Extract the data exactly, missing nothing.

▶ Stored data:
┄┄┄┄┄┄┄┄┄┄

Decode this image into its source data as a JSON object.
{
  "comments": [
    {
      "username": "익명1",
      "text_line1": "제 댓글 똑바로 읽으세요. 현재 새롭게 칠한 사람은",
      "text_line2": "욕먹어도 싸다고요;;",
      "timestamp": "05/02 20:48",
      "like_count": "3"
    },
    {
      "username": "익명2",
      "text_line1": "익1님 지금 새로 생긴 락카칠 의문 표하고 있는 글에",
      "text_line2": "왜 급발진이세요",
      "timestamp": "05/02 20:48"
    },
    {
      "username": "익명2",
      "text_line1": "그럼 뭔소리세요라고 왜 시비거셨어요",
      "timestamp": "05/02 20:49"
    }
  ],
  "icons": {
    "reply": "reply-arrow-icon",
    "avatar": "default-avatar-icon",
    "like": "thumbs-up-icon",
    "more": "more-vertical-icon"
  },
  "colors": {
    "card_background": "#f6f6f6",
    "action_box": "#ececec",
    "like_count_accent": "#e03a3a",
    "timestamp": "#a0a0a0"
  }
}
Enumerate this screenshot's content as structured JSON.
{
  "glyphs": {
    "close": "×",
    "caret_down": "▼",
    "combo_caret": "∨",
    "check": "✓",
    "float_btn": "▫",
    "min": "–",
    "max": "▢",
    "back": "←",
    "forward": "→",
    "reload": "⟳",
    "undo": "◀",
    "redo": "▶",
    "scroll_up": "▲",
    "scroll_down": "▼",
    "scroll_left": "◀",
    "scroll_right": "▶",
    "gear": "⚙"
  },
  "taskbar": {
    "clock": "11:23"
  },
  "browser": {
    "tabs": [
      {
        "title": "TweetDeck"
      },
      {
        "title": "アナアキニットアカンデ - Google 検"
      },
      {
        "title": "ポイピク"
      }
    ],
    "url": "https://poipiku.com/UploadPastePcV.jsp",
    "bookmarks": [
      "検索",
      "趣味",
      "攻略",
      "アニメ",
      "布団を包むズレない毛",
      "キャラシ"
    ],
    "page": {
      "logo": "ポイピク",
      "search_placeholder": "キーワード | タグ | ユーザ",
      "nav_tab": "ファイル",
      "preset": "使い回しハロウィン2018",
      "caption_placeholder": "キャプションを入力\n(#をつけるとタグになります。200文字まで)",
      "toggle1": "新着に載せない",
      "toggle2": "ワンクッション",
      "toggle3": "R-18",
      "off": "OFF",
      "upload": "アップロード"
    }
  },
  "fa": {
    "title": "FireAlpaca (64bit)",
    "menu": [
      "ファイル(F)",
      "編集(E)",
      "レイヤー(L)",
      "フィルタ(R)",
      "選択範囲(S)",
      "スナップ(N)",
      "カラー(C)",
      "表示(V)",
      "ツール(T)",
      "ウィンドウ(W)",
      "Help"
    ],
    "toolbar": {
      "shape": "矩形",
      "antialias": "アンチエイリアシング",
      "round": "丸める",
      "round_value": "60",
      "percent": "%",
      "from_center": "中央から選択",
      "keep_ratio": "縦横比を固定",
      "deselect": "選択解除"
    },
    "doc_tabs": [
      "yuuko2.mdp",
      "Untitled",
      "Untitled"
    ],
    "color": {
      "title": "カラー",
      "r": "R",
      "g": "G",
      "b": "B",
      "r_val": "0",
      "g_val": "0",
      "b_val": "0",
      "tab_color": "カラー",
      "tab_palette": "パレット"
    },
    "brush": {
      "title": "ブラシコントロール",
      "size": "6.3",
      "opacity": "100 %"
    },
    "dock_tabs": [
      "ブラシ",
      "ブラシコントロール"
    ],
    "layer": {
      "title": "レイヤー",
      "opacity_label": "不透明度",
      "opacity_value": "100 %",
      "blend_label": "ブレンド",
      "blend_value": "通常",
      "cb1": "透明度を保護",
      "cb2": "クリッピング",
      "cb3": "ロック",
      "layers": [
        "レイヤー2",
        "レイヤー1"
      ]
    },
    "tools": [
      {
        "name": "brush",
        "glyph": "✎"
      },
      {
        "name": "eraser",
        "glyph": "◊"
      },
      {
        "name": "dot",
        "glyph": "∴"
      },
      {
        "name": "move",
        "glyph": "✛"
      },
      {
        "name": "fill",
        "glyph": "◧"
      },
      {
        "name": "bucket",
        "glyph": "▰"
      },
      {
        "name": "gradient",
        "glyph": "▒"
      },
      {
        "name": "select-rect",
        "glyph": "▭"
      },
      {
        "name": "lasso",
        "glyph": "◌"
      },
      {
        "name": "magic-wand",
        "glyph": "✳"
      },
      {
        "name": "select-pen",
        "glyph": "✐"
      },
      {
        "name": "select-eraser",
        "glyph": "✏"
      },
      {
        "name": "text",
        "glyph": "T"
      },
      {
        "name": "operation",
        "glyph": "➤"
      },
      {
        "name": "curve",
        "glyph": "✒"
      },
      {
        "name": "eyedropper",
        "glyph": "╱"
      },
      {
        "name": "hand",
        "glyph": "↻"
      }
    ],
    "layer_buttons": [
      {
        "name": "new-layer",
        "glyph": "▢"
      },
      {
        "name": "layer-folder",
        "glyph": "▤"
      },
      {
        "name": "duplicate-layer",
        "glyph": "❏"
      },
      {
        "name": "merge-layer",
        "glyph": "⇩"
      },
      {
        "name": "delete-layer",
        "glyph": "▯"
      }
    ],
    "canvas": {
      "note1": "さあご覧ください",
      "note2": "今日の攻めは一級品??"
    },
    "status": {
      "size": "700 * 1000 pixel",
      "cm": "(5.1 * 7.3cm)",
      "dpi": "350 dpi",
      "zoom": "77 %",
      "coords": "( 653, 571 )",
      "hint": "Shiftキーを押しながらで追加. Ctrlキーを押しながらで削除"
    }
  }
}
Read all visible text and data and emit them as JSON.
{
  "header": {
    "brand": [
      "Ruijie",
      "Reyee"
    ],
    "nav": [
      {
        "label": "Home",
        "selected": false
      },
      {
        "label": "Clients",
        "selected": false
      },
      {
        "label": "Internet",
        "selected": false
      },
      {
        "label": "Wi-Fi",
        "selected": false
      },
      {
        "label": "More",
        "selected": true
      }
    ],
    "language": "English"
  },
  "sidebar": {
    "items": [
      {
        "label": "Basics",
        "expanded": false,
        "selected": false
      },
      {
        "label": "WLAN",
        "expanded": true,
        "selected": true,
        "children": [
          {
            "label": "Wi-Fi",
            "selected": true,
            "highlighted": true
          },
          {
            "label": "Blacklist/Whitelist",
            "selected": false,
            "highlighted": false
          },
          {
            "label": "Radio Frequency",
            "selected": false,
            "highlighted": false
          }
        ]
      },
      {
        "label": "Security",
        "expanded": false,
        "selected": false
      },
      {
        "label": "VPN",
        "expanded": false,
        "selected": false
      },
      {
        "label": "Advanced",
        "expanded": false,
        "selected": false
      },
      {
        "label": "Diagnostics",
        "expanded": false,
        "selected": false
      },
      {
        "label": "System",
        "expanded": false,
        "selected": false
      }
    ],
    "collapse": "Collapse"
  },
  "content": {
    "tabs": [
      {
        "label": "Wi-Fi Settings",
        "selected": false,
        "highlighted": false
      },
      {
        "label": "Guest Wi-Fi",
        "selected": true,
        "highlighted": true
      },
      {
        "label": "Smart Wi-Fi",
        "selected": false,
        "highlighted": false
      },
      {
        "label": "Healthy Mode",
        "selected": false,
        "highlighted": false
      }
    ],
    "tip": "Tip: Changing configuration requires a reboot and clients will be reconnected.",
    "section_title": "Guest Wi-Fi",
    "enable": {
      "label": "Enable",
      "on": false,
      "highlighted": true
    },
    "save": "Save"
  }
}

┄┄┄┄┄┄┄┄┄┄

▶ Full solution:
Decode this image into its source data as a JSON object.
{
  "comments": [
    {
      "username": "익명1",
      "text_line1": "제 댓글 똑바로 읽으세요. 현재 새롭게 칠한 사람은",
      "text_line2": "욕먹어도 싸다고요;;",
      "timestamp": "05/02 20:48",
      "like_count": "3"
    },
    {
      "username": "익명2",
      "text_line1": "익1님 지금 새로 생긴 락카칠 의문 표하고 있는 글에",
      "text_line2": "왜 급발진이세요",
      "timestamp": "05/02 20:48"
    },
    {
      "username": "익명2",
      "text_line1": "그럼 뭔소리세요라고 왜 시비거셨어요",
      "timestamp": "05/02 20:49"
    }
  ],
  "icons": {
    "reply": "reply-arrow-icon",
    "avatar": "default-avatar-icon",
    "like": "thumbs-up-icon",
    "more": "more-vertical-icon"
  },
  "colors": {
    "card_background": "#f6f6f6",
    "action_box": "#ececec",
    "like_count_accent": "#e03a3a",
    "timestamp": "#a0a0a0"
  }
}
Enumerate this screenshot's content as structured JSON.
{
  "glyphs": {
    "close": "×",
    "caret_down": "▼",
    "combo_caret": "∨",
    "check": "✓",
    "float_btn": "▫",
    "min": "–",
    "max": "▢",
    "back": "←",
    "forward": "→",
    "reload": "⟳",
    "undo": "◀",
    "redo": "▶",
    "scroll_up": "▲",
    "scroll_down": "▼",
    "scroll_left": "◀",
    "scroll_right": "▶",
    "gear": "⚙"
  },
  "taskbar": {
    "clock": "11:23"
  },
  "browser": {
    "tabs": [
      {
        "title": "TweetDeck"
      },
      {
        "title": "アナアキニットアカンデ - Google 検"
      },
      {
        "title": "ポイピク"
      }
    ],
    "url": "https://poipiku.com/UploadPastePcV.jsp",
    "bookmarks": [
      "検索",
      "趣味",
      "攻略",
      "アニメ",
      "布団を包むズレない毛",
      "キャラシ"
    ],
    "page": {
      "logo": "ポイピク",
      "search_placeholder": "キーワード | タグ | ユーザ",
      "nav_tab": "ファイル",
      "preset": "使い回しハロウィン2018",
      "caption_placeholder": "キャプションを入力\n(#をつけるとタグになります。200文字まで)",
      "toggle1": "新着に載せない",
      "toggle2": "ワンクッション",
      "toggle3": "R-18",
      "off": "OFF",
      "upload": "アップロード"
    }
  },
  "fa": {
    "title": "FireAlpaca (64bit)",
    "menu": [
      "ファイル(F)",
      "編集(E)",
      "レイヤー(L)",
      "フィルタ(R)",
      "選択範囲(S)",
      "スナップ(N)",
      "カラー(C)",
      "表示(V)",
      "ツール(T)",
      "ウィンドウ(W)",
      "Help"
    ],
    "toolbar": {
      "shape": "矩形",
      "antialias": "アンチエイリアシング",
      "round": "丸める",
      "round_value": "60",
      "percent": "%",
      "from_center": "中央から選択",
      "keep_ratio": "縦横比を固定",
      "deselect": "選択解除"
    },
    "doc_tabs": [
      "yuuko2.mdp",
      "Untitled",
      "Untitled"
    ],
    "color": {
      "title": "カラー",
      "r": "R",
      "g": "G",
      "b": "B",
      "r_val": "0",
      "g_val": "0",
      "b_val": "0",
      "tab_color": "カラー",
      "tab_palette": "パレット"
    },
    "brush": {
      "title": "ブラシコントロール",
      "size": "6.3",
      "opacity": "100 %"
    },
    "dock_tabs": [
      "ブラシ",
      "ブラシコントロール"
    ],
    "layer": {
      "title": "レイヤー",
      "opacity_label": "不透明度",
      "opacity_value": "100 %",
      "blend_label": "ブレンド",
      "blend_value": "通常",
      "cb1": "透明度を保護",
      "cb2": "クリッピング",
      "cb3": "ロック",
      "layers": [
        "レイヤー2",
        "レイヤー1"
      ]
    },
    "tools": [
      {
        "name": "brush",
        "glyph": "✎"
      },
      {
        "name": "eraser",
        "glyph": "◊"
      },
      {
        "name": "dot",
        "glyph": "∴"
      },
      {
        "name": "move",
        "glyph": "✛"
      },
      {
        "name": "fill",
        "glyph": "◧"
      },
      {
        "name": "bucket",
        "glyph": "▰"
      },
      {
        "name": "gradient",
        "glyph": "▒"
      },
      {
        "name": "select-rect",
        "glyph": "▭"
      },
      {
        "name": "lasso",
        "glyph": "◌"
      },
      {
        "name": "magic-wand",
        "glyph": "✳"
      },
      {
        "name": "select-pen",
        "glyph": "✐"
      },
      {
        "name": "select-eraser",
        "glyph": "✏"
      },
      {
        "name": "text",
        "glyph": "T"
      },
      {
        "name": "operation",
        "glyph": "➤"
      },
      {
        "name": "curve",
        "glyph": "✒"
      },
      {
        "name": "eyedropper",
        "glyph": "╱"
      },
      {
        "name": "hand",
        "glyph": "↻"
      }
    ],
    "layer_buttons": [
      {
        "name": "new-layer",
        "glyph": "▢"
      },
      {
        "name": "layer-folder",
        "glyph": "▤"
      },
      {
        "name": "duplicate-layer",
        "glyph": "❏"
      },
      {
        "name": "merge-layer",
        "glyph": "⇩"
      },
      {
        "name": "delete-layer",
        "glyph": "▯"
      }
    ],
    "canvas": {
      "note1": "さあご覧ください",
      "note2": "今日の攻めは一級品??"
    },
    "status": {
      "size": "700 * 1000 pixel",
      "cm": "(5.1 * 7.3cm)",
      "dpi": "350 dpi",
      "zoom": "77 %",
      "coords": "( 653, 571 )",
      "hint": "Shiftキーを押しながらで追加. Ctrlキーを押しながらで削除"
    }
  }
}
Read all visible text and data and emit them as JSON.
{
  "header": {
    "brand": [
      "Ruijie",
      "Reyee"
    ],
    "nav": [
      {
        "label": "Home",
        "selected": false
      },
      {
        "label": "Clients",
        "selected": false
      },
      {
        "label": "Internet",
        "selected": false
      },
      {
        "label": "Wi-Fi",
        "selected": false
      },
      {
        "label": "More",
        "selected": true
      }
    ],
    "language": "English"
  },
  "sidebar": {
    "items": [
      {
        "label": "Basics",
        "expanded": false,
        "selected": false
      },
      {
        "label": "WLAN",
        "expanded": true,
        "selected": true,
        "children": [
          {
            "label": "Wi-Fi",
            "selected": true,
            "highlighted": true
          },
          {
            "label": "Blacklist/Whitelist",
            "selected": false,
            "highlighted": false
          },
          {
            "label": "Radio Frequency",
            "selected": false,
            "highlighted": false
          }
        ]
      },
      {
        "label": "Security",
        "expanded": false,
        "selected": false
      },
      {
        "label": "VPN",
        "expanded": false,
        "selected": false
      },
      {
        "label": "Advanced",
        "expanded": false,
        "selected": false
      },
      {
        "label": "Diagnostics",
        "expanded": false,
        "selected": false
      },
      {
        "label": "System",
        "expanded": false,
        "selected": false
      }
    ],
    "collapse": "Collapse"
  },
  "content": {
    "tabs": [
      {
        "label": "Wi-Fi Settings",
        "selected": false,
        "highlighted": false
      },
      {
        "label": "Guest Wi-Fi",
        "selected": true,
        "highlighted": true
      },
      {
        "label": "Smart Wi-Fi",
        "selected": false,
        "highlighted": false
      },
      {
        "label": "Healthy Mode",
        "selected": false,
        "highlighted": false
      }
    ],
    "tip": "Tip: Changing configuration requires a reboot and clients will be reconnected.",
    "section_title": "Guest Wi-Fi",
    "enable": {
      "label": "Enable",
      "on": false,
      "highlighted": true
    },
    "save": "Save"
  }
}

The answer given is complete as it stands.